Single by Ben Howard

from the album Every Kingdom
- Released: 20 July 2012
- Recorded: 2011
- Genre: Folk; indie folk;
- Length: 4:14
- Label: Island
- Songwriter: Ben Howard
- Producer: Chris Bond

Ben Howard singles chronology
| "Only Love" (2012) | "Old Pine" (2012) | "I Forget Where We Were" (2014) |

= Old Pine (song) =

"Old Pine" is a song by the English singer-songwriter Ben Howard from his debut studio album Every Kingdom. The song was written by Howard and produced by Chris Bond. It is the music video version of the original found on Howard's Old Pine EP.

A remix of the song by Everything Everything was released by Howard as a single in the United Kingdom on 20 July 2012 as a digital download with cover art designed by Owen Tozer. It features in the Sky1 TV series Starlings.

==Music video==
The music video for "Old Pine" was filmed in Co. Clare, Ireland. It was released on YouTube on 7 April 2011, to accompany the release of Old Pine EP, at a total length of five minutes and twenty-seven seconds. The video is also included on the deluxe edition of the studio album Every Kingdom.

#### [Exercise directions]
According to the article on "Old Pine," where was the song's music video filmed? The rows after this point are separate from the article on "Old Pine."

[Saved data entries]
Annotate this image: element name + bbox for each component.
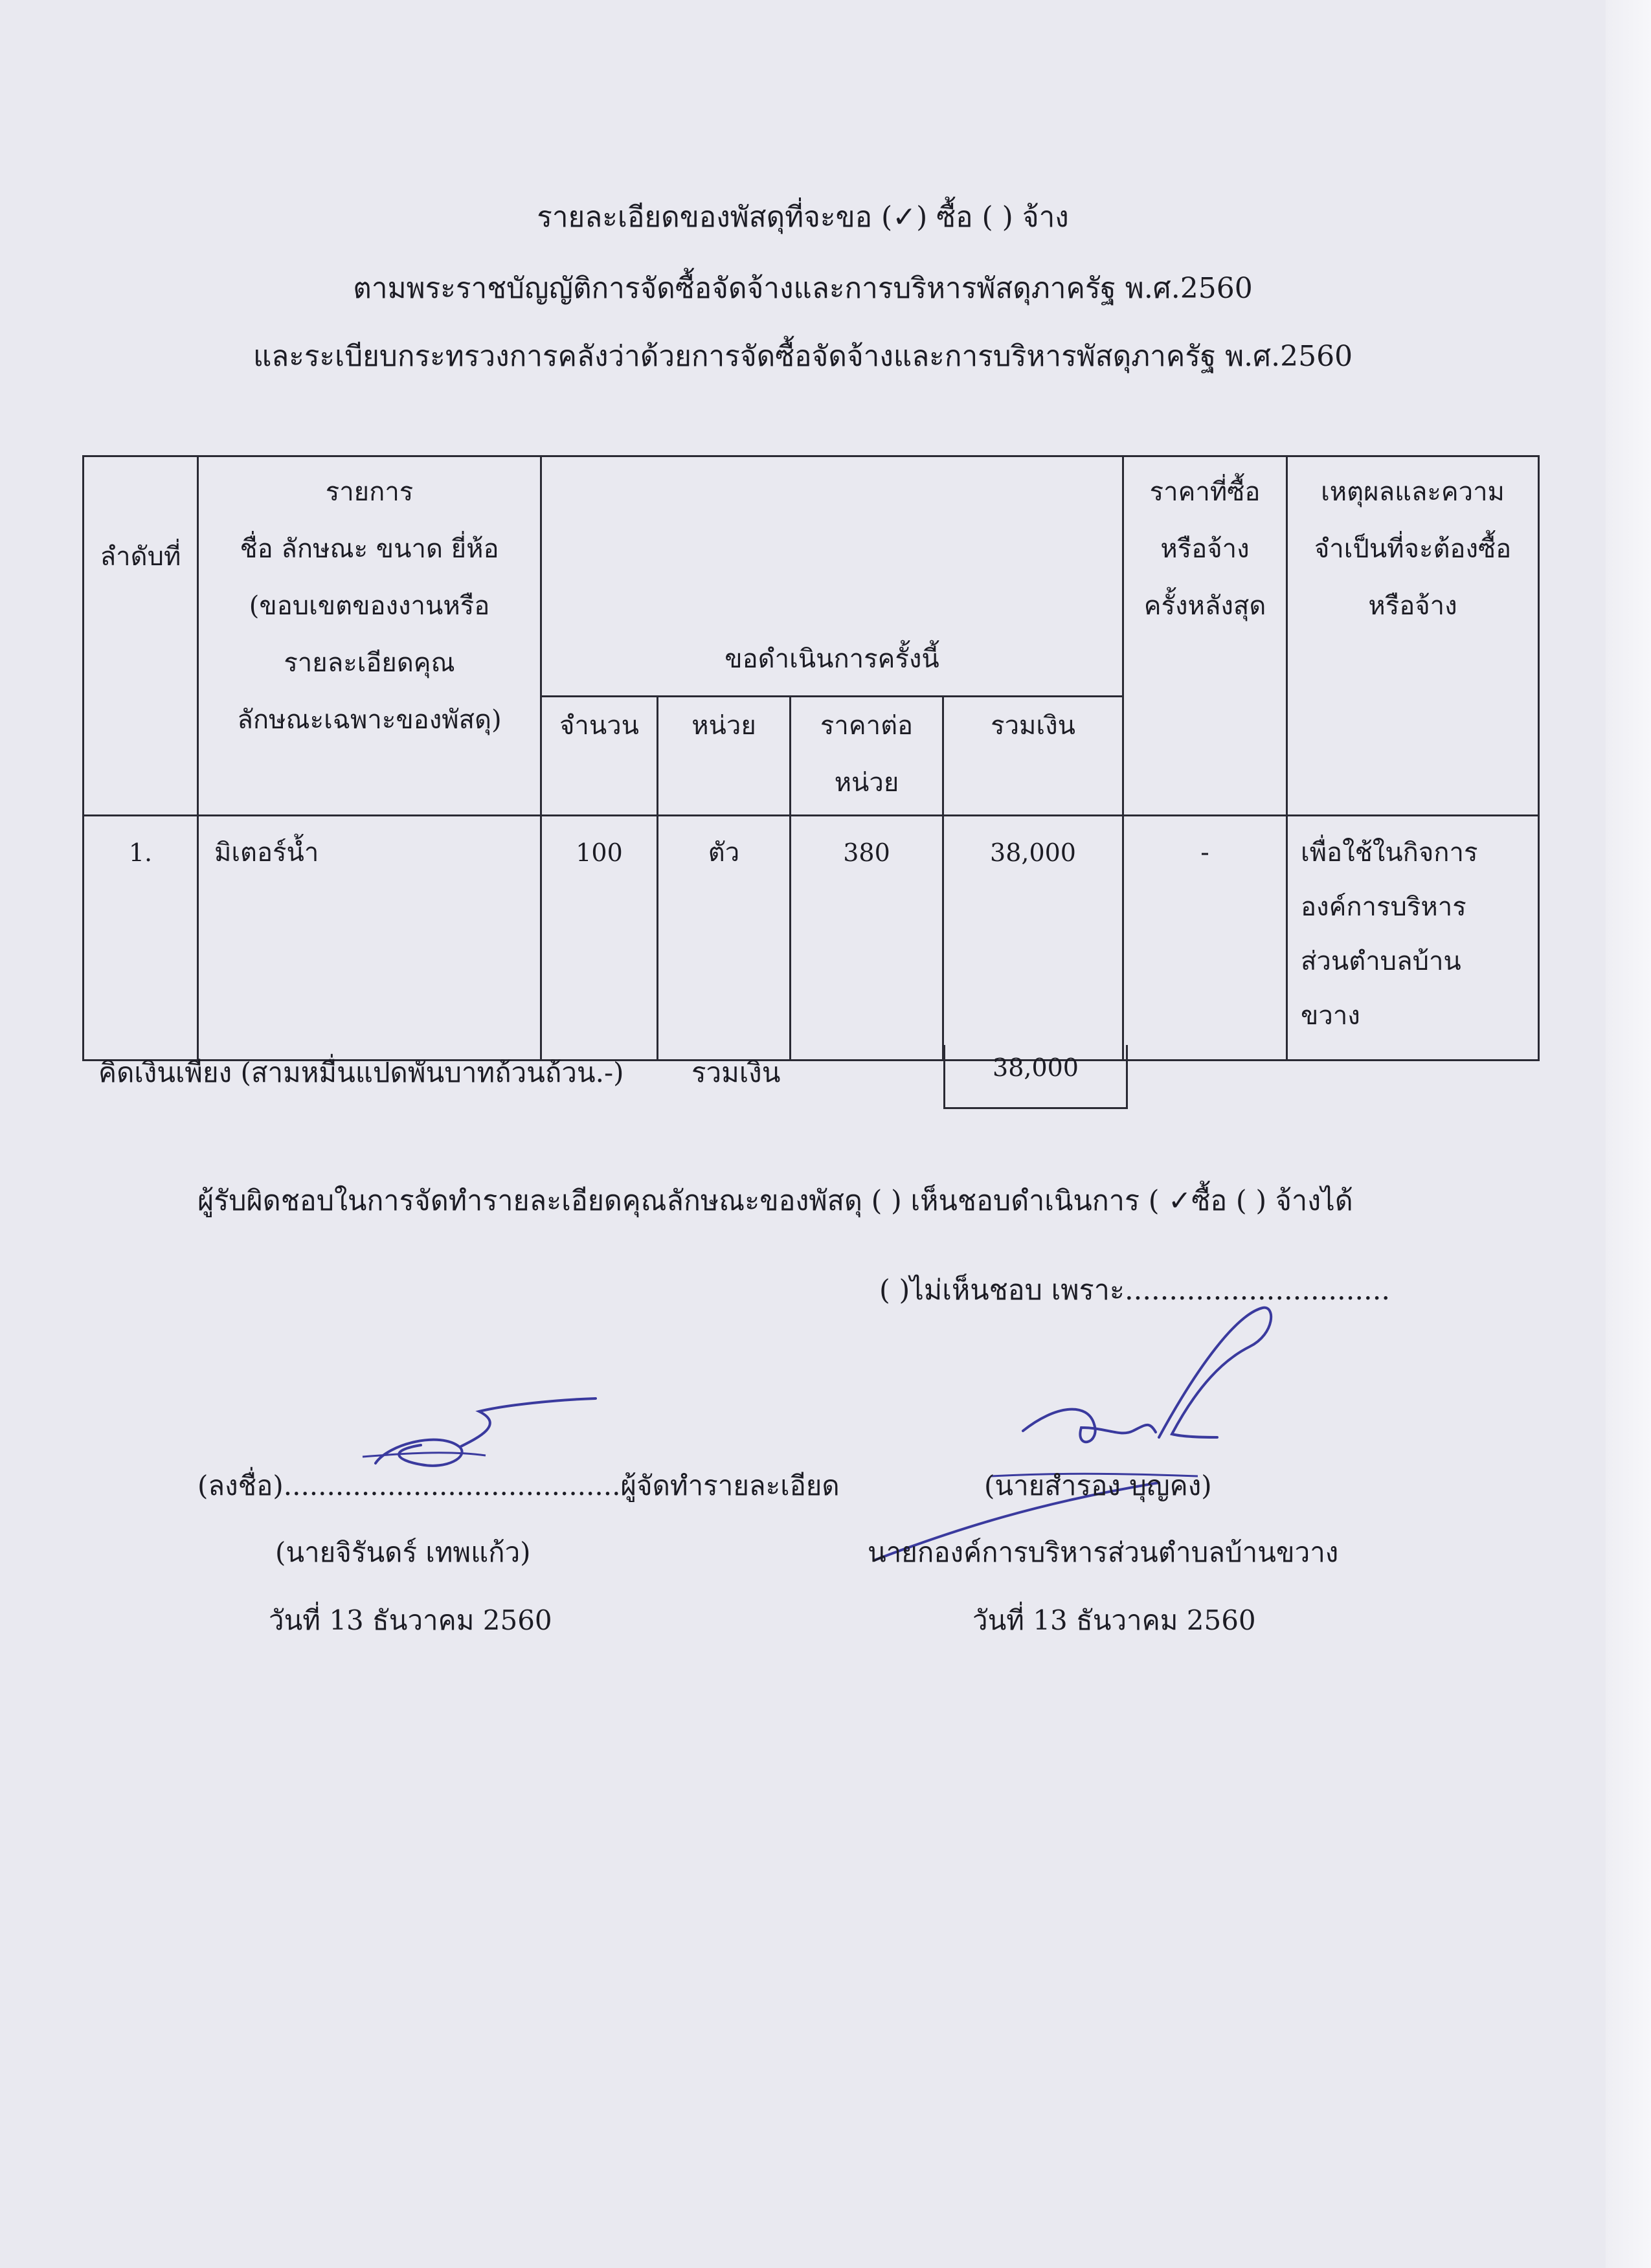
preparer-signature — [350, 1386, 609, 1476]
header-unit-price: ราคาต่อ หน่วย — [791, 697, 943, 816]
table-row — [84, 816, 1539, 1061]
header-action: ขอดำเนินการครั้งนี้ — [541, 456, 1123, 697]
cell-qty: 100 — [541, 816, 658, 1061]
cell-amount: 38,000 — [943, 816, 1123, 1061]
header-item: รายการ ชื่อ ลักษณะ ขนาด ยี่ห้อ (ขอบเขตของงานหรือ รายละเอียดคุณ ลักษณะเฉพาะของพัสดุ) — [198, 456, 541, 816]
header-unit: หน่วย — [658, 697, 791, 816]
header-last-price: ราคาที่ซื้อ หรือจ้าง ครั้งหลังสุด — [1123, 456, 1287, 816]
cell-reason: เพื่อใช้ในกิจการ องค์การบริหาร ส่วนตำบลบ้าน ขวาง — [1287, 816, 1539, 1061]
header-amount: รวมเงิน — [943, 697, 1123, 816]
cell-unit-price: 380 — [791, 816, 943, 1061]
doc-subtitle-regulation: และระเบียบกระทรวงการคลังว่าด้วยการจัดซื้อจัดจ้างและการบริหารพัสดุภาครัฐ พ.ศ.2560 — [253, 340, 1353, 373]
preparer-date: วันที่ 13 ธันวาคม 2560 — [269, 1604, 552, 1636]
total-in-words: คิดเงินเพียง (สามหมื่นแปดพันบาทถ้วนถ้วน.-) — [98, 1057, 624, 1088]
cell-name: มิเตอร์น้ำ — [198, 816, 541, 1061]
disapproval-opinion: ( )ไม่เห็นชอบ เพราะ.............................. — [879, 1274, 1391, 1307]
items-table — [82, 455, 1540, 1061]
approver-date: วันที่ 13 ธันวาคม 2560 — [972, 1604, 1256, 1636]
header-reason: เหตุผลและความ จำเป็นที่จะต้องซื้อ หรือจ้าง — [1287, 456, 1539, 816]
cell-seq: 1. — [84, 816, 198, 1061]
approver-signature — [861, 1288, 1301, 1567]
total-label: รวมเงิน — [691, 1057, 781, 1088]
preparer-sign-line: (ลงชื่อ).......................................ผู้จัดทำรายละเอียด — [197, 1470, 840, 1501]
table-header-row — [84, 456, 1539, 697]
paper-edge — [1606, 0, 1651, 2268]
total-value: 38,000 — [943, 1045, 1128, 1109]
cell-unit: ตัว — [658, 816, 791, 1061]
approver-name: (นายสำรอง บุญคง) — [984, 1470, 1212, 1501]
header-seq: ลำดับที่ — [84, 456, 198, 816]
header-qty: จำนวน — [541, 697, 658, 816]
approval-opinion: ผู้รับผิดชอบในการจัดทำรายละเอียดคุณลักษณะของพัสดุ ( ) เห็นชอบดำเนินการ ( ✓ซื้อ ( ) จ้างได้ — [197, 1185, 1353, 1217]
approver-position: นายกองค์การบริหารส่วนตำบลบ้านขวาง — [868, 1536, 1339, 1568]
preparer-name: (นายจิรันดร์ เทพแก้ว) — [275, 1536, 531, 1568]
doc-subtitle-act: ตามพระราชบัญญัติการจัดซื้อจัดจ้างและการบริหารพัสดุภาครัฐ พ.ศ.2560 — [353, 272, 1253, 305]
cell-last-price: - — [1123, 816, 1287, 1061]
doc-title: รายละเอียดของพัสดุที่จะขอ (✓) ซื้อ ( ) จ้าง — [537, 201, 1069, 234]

#### [Response to the task]
Co. Clare, Ireland